◆ **Do this**: In the listing below, find every line containing "color" and copy it out.
===== Supplied records
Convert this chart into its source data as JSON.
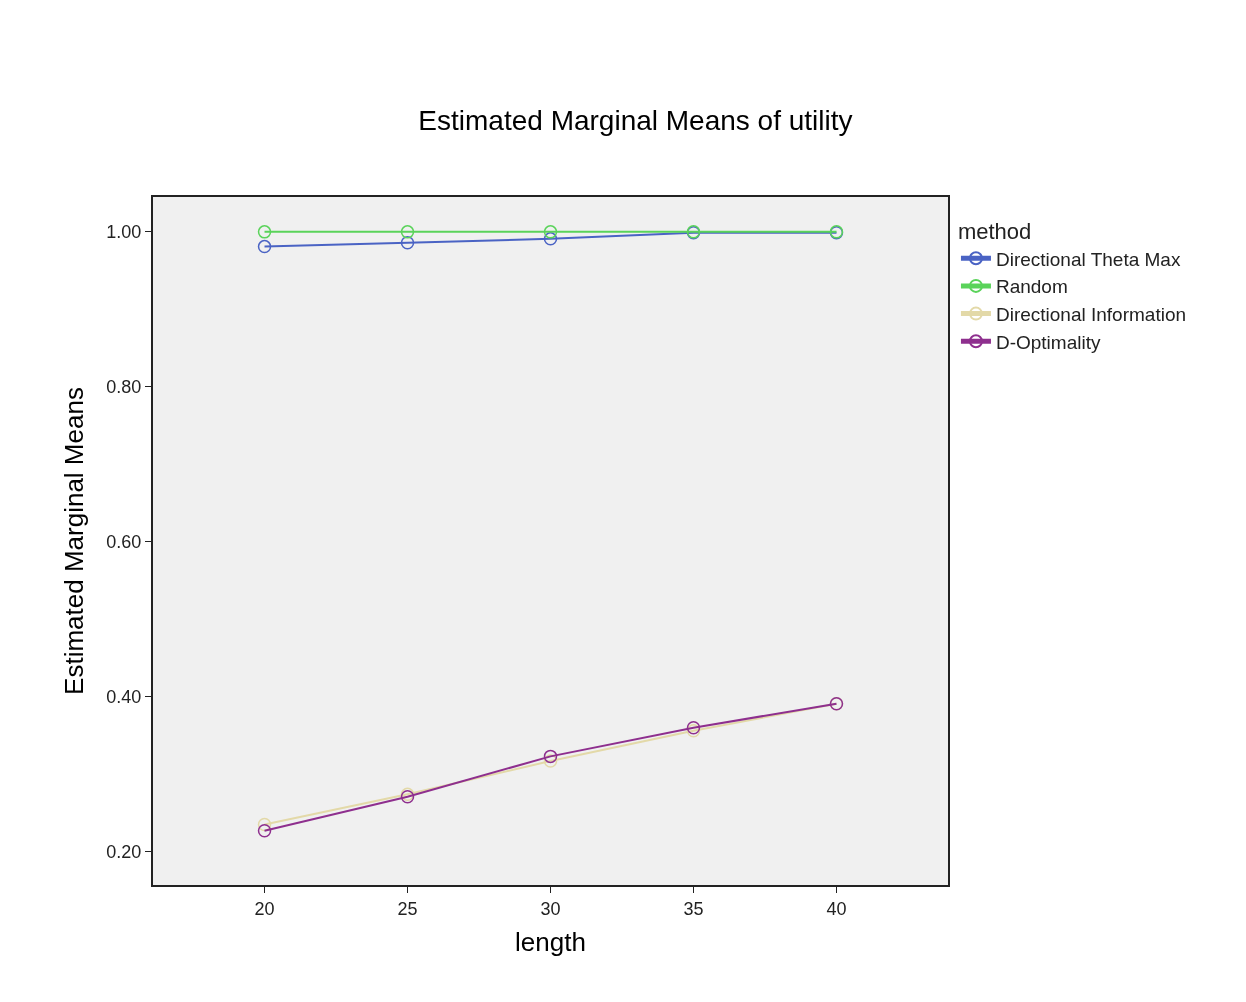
{
  "chart_data": {
    "type": "line",
    "title": "Estimated Marginal Means of utility",
    "xlabel": "length",
    "ylabel": "Estimated Marginal Means",
    "legend_title": "method",
    "x": [
      20,
      25,
      30,
      35,
      40
    ],
    "series": [
      {
        "name": "Directional Theta Max",
        "color": "#4a63c4",
        "values": [
          0.981,
          0.986,
          0.991,
          0.999,
          0.999
        ]
      },
      {
        "name": "Random",
        "color": "#5ad35a",
        "values": [
          1.0,
          1.0,
          1.0,
          1.0,
          1.0
        ]
      },
      {
        "name": "Directional Information",
        "color": "#e3d9a8",
        "values": [
          0.235,
          0.274,
          0.317,
          0.356,
          0.391
        ]
      },
      {
        "name": "D-Optimality",
        "color": "#8e2f8e",
        "values": [
          0.227,
          0.271,
          0.323,
          0.36,
          0.391
        ]
      }
    ],
    "xlim": [
      16.1,
      43.9
    ],
    "ylim": [
      0.157,
      1.045
    ],
    "xticks": [
      20,
      25,
      30,
      35,
      40
    ],
    "yticks": [
      {
        "value": 0.2,
        "label": "0.20"
      },
      {
        "value": 0.4,
        "label": "0.40"
      },
      {
        "value": 0.6,
        "label": "0.60"
      },
      {
        "value": 0.8,
        "label": "0.80"
      },
      {
        "value": 1.0,
        "label": "1.00"
      }
    ],
    "grid": false,
    "legend": "top right",
    "marker": "circle",
    "line_style": "solid"
  }
}
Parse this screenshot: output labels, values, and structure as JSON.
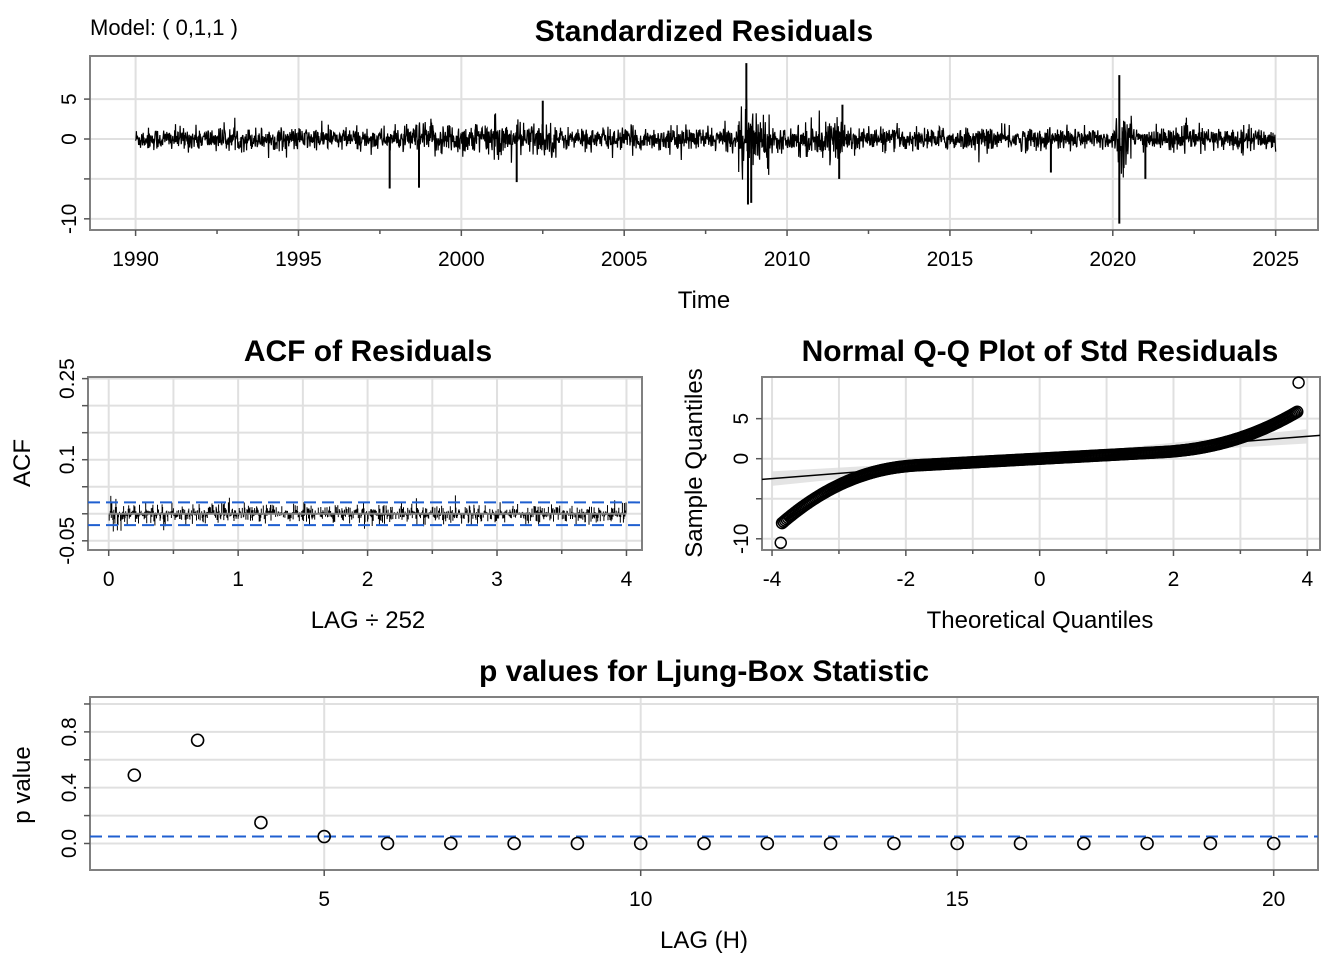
==========
◆ **Worked solution**:
        "color": "#4a63c4",
        "color": "#5ad35a",
        "color": "#e3d9a8",
        "color": "#8e2f8e",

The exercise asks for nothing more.